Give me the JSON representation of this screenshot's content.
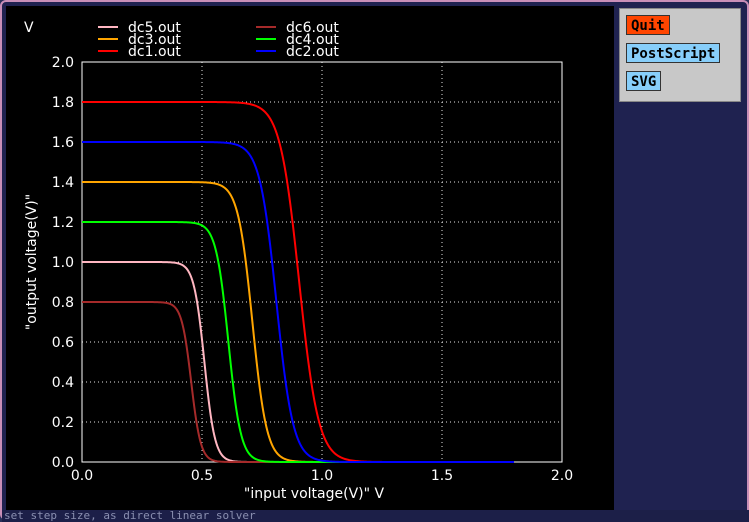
{
  "toolbar": {
    "quit_label": "Quit",
    "postscript_label": "PostScript",
    "svg_label": "SVG",
    "quit_color": "#ff4500",
    "button_color": "#87cefa"
  },
  "status": {
    "text": "set step size, as direct linear solver"
  },
  "chart_data": {
    "type": "line",
    "title": "",
    "y_unit_label": "V",
    "xlabel": "\"input voltage(V)\"  V",
    "ylabel": "\"output voltage(V)\"",
    "xlim": [
      0,
      2.0
    ],
    "ylim": [
      0,
      2.0
    ],
    "xticks": [
      "0.0",
      "0.5",
      "1.0",
      "1.5",
      "2.0"
    ],
    "yticks": [
      "0.0",
      "0.2",
      "0.4",
      "0.6",
      "0.8",
      "1.0",
      "1.2",
      "1.4",
      "1.6",
      "1.8",
      "2.0"
    ],
    "grid": true,
    "legend_position": "top",
    "series": [
      {
        "name": "dc5.out",
        "color": "#ffb6c1",
        "vdd": 1.0,
        "vth": 0.51,
        "width": 0.022,
        "x": [
          0,
          0.3,
          0.4,
          0.45,
          0.48,
          0.5,
          0.52,
          0.55,
          0.6,
          0.7
        ],
        "y": [
          1.0,
          1.0,
          1.0,
          0.99,
          0.95,
          0.6,
          0.2,
          0.05,
          0.01,
          0.0
        ]
      },
      {
        "name": "dc6.out",
        "color": "#a52a2a",
        "vdd": 0.8,
        "vth": 0.455,
        "width": 0.02,
        "x": [
          0,
          0.3,
          0.4,
          0.43,
          0.45,
          0.47,
          0.5,
          0.55,
          0.7
        ],
        "y": [
          0.8,
          0.8,
          0.79,
          0.75,
          0.5,
          0.15,
          0.03,
          0.0,
          0.0
        ]
      },
      {
        "name": "dc3.out",
        "color": "#ffa500",
        "vdd": 1.4,
        "vth": 0.71,
        "width": 0.03,
        "x": [
          0,
          0.5,
          0.6,
          0.65,
          0.68,
          0.71,
          0.74,
          0.78,
          0.85,
          1.0
        ],
        "y": [
          1.4,
          1.4,
          1.39,
          1.35,
          1.2,
          0.7,
          0.2,
          0.05,
          0.01,
          0.0
        ]
      },
      {
        "name": "dc4.out",
        "color": "#00ff00",
        "vdd": 1.2,
        "vth": 0.61,
        "width": 0.026,
        "x": [
          0,
          0.4,
          0.5,
          0.56,
          0.59,
          0.61,
          0.64,
          0.68,
          0.75,
          0.9
        ],
        "y": [
          1.2,
          1.2,
          1.19,
          1.15,
          0.95,
          0.6,
          0.2,
          0.05,
          0.01,
          0.0
        ]
      },
      {
        "name": "dc1.out",
        "color": "#ff0000",
        "vdd": 1.8,
        "vth": 0.905,
        "width": 0.04,
        "x": [
          0,
          0.6,
          0.7,
          0.8,
          0.86,
          0.9,
          0.95,
          1.0,
          1.1,
          1.3,
          1.8
        ],
        "y": [
          1.8,
          1.8,
          1.78,
          1.7,
          1.4,
          0.95,
          0.35,
          0.1,
          0.03,
          0.0,
          0.0
        ]
      },
      {
        "name": "dc2.out",
        "color": "#0000ff",
        "vdd": 1.6,
        "vth": 0.81,
        "width": 0.035,
        "x": [
          0,
          0.6,
          0.7,
          0.75,
          0.78,
          0.81,
          0.85,
          0.9,
          1.0,
          1.2
        ],
        "y": [
          1.6,
          1.6,
          1.58,
          1.5,
          1.3,
          0.8,
          0.25,
          0.06,
          0.01,
          0.0
        ]
      }
    ]
  }
}
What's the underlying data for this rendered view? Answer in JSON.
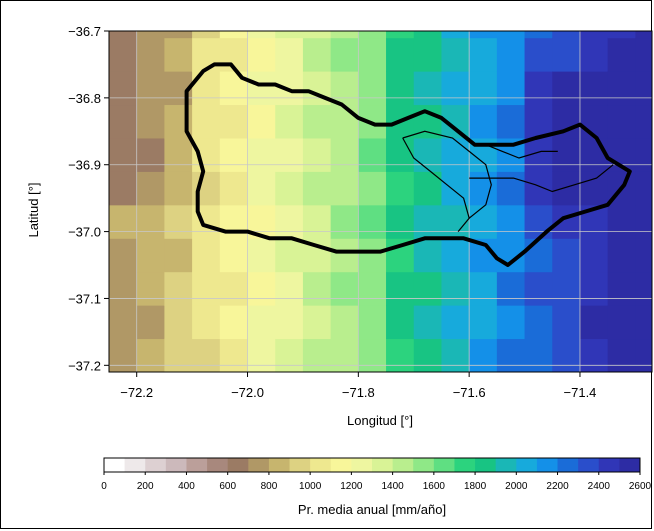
{
  "map": {
    "x_axis": {
      "label": "Longitud [°]",
      "ticks": [
        {
          "value": -72.2,
          "label": "−72.2"
        },
        {
          "value": -72.0,
          "label": "−72.0"
        },
        {
          "value": -71.8,
          "label": "−71.8"
        },
        {
          "value": -71.6,
          "label": "−71.6"
        },
        {
          "value": -71.4,
          "label": "−71.4"
        }
      ],
      "range": [
        -72.25,
        -71.27
      ]
    },
    "y_axis": {
      "label": "Latitud [°]",
      "ticks": [
        {
          "value": -36.7,
          "label": "−36.7"
        },
        {
          "value": -36.8,
          "label": "−36.8"
        },
        {
          "value": -36.9,
          "label": "−36.9"
        },
        {
          "value": -37.0,
          "label": "−37.0"
        },
        {
          "value": -37.1,
          "label": "−37.1"
        },
        {
          "value": -37.2,
          "label": "−37.2"
        }
      ],
      "range": [
        -37.21,
        -36.7
      ]
    },
    "grid": true,
    "grid_cell_size_deg": 0.05,
    "basin_outline": [
      [
        -72.08,
        -36.76
      ],
      [
        -72.06,
        -36.75
      ],
      [
        -72.03,
        -36.75
      ],
      [
        -72.01,
        -36.77
      ],
      [
        -71.98,
        -36.78
      ],
      [
        -71.95,
        -36.78
      ],
      [
        -71.92,
        -36.79
      ],
      [
        -71.89,
        -36.79
      ],
      [
        -71.86,
        -36.8
      ],
      [
        -71.83,
        -36.81
      ],
      [
        -71.8,
        -36.83
      ],
      [
        -71.77,
        -36.84
      ],
      [
        -71.74,
        -36.84
      ],
      [
        -71.71,
        -36.83
      ],
      [
        -71.68,
        -36.82
      ],
      [
        -71.65,
        -36.83
      ],
      [
        -71.62,
        -36.85
      ],
      [
        -71.59,
        -36.87
      ],
      [
        -71.56,
        -36.87
      ],
      [
        -71.52,
        -36.87
      ],
      [
        -71.48,
        -36.86
      ],
      [
        -71.43,
        -36.85
      ],
      [
        -71.4,
        -36.84
      ],
      [
        -71.37,
        -36.86
      ],
      [
        -71.35,
        -36.89
      ],
      [
        -71.31,
        -36.91
      ],
      [
        -71.32,
        -36.93
      ],
      [
        -71.35,
        -36.96
      ],
      [
        -71.39,
        -36.97
      ],
      [
        -71.43,
        -36.98
      ],
      [
        -71.46,
        -37.0
      ],
      [
        -71.5,
        -37.03
      ],
      [
        -71.53,
        -37.05
      ],
      [
        -71.55,
        -37.04
      ],
      [
        -71.57,
        -37.02
      ],
      [
        -71.61,
        -37.01
      ],
      [
        -71.64,
        -37.01
      ],
      [
        -71.68,
        -37.01
      ],
      [
        -71.72,
        -37.02
      ],
      [
        -71.76,
        -37.03
      ],
      [
        -71.8,
        -37.03
      ],
      [
        -71.84,
        -37.03
      ],
      [
        -71.88,
        -37.02
      ],
      [
        -71.92,
        -37.01
      ],
      [
        -71.96,
        -37.01
      ],
      [
        -72.0,
        -37.0
      ],
      [
        -72.04,
        -37.0
      ],
      [
        -72.08,
        -36.99
      ],
      [
        -72.09,
        -36.97
      ],
      [
        -72.09,
        -36.94
      ],
      [
        -72.08,
        -36.91
      ],
      [
        -72.09,
        -36.88
      ],
      [
        -72.11,
        -36.85
      ],
      [
        -72.11,
        -36.82
      ],
      [
        -72.11,
        -36.79
      ],
      [
        -72.08,
        -36.76
      ]
    ],
    "sub_basin_outlines": [
      [
        [
          -71.72,
          -36.86
        ],
        [
          -71.68,
          -36.85
        ],
        [
          -71.63,
          -36.86
        ],
        [
          -71.6,
          -36.88
        ],
        [
          -71.57,
          -36.9
        ],
        [
          -71.56,
          -36.93
        ],
        [
          -71.57,
          -36.96
        ],
        [
          -71.6,
          -36.98
        ],
        [
          -71.62,
          -37.0
        ]
      ],
      [
        [
          -71.72,
          -36.86
        ],
        [
          -71.7,
          -36.89
        ],
        [
          -71.67,
          -36.91
        ],
        [
          -71.64,
          -36.93
        ],
        [
          -71.61,
          -36.95
        ],
        [
          -71.6,
          -36.98
        ]
      ],
      [
        [
          -71.6,
          -36.92
        ],
        [
          -71.56,
          -36.92
        ],
        [
          -71.52,
          -36.92
        ],
        [
          -71.48,
          -36.93
        ],
        [
          -71.45,
          -36.94
        ],
        [
          -71.41,
          -36.93
        ],
        [
          -71.37,
          -36.92
        ],
        [
          -71.34,
          -36.9
        ]
      ],
      [
        [
          -71.57,
          -36.87
        ],
        [
          -71.54,
          -36.88
        ],
        [
          -71.51,
          -36.89
        ],
        [
          -71.47,
          -36.88
        ],
        [
          -71.44,
          -36.88
        ]
      ]
    ]
  },
  "colorbar": {
    "label": "Pr. media anual [mm/año]",
    "min": 0,
    "max": 2600,
    "tick_labels": [
      "0",
      "200",
      "400",
      "600",
      "800",
      "1000",
      "1200",
      "1400",
      "1600",
      "1800",
      "2000",
      "2200",
      "2400",
      "2600"
    ],
    "colors": [
      "#ffffff",
      "#eee9ea",
      "#ddd0d2",
      "#ccb9bb",
      "#bb9f9a",
      "#a8887d",
      "#9b7b64",
      "#b09866",
      "#c7b56e",
      "#ddd282",
      "#eee88f",
      "#f8f69a",
      "#eef6a0",
      "#d9f396",
      "#b9ee8e",
      "#8fe887",
      "#5fdf82",
      "#2cd37e",
      "#18c483",
      "#1ab7b6",
      "#17aadc",
      "#1490e8",
      "#1a6cd8",
      "#2a4ecb",
      "#3036b7",
      "#2d2ca4"
    ]
  }
}
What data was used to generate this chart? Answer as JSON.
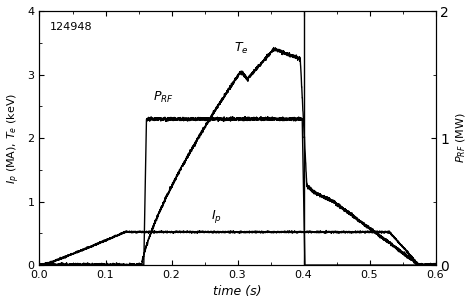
********************
From the listing above, copy every line that holds the string "name".

        "name": "dc5.out",
        "name": "dc6.out",
        "name": "dc3.out",
        "name": "dc4.out",
        "name": "dc1.out",
        "name": "dc2.out",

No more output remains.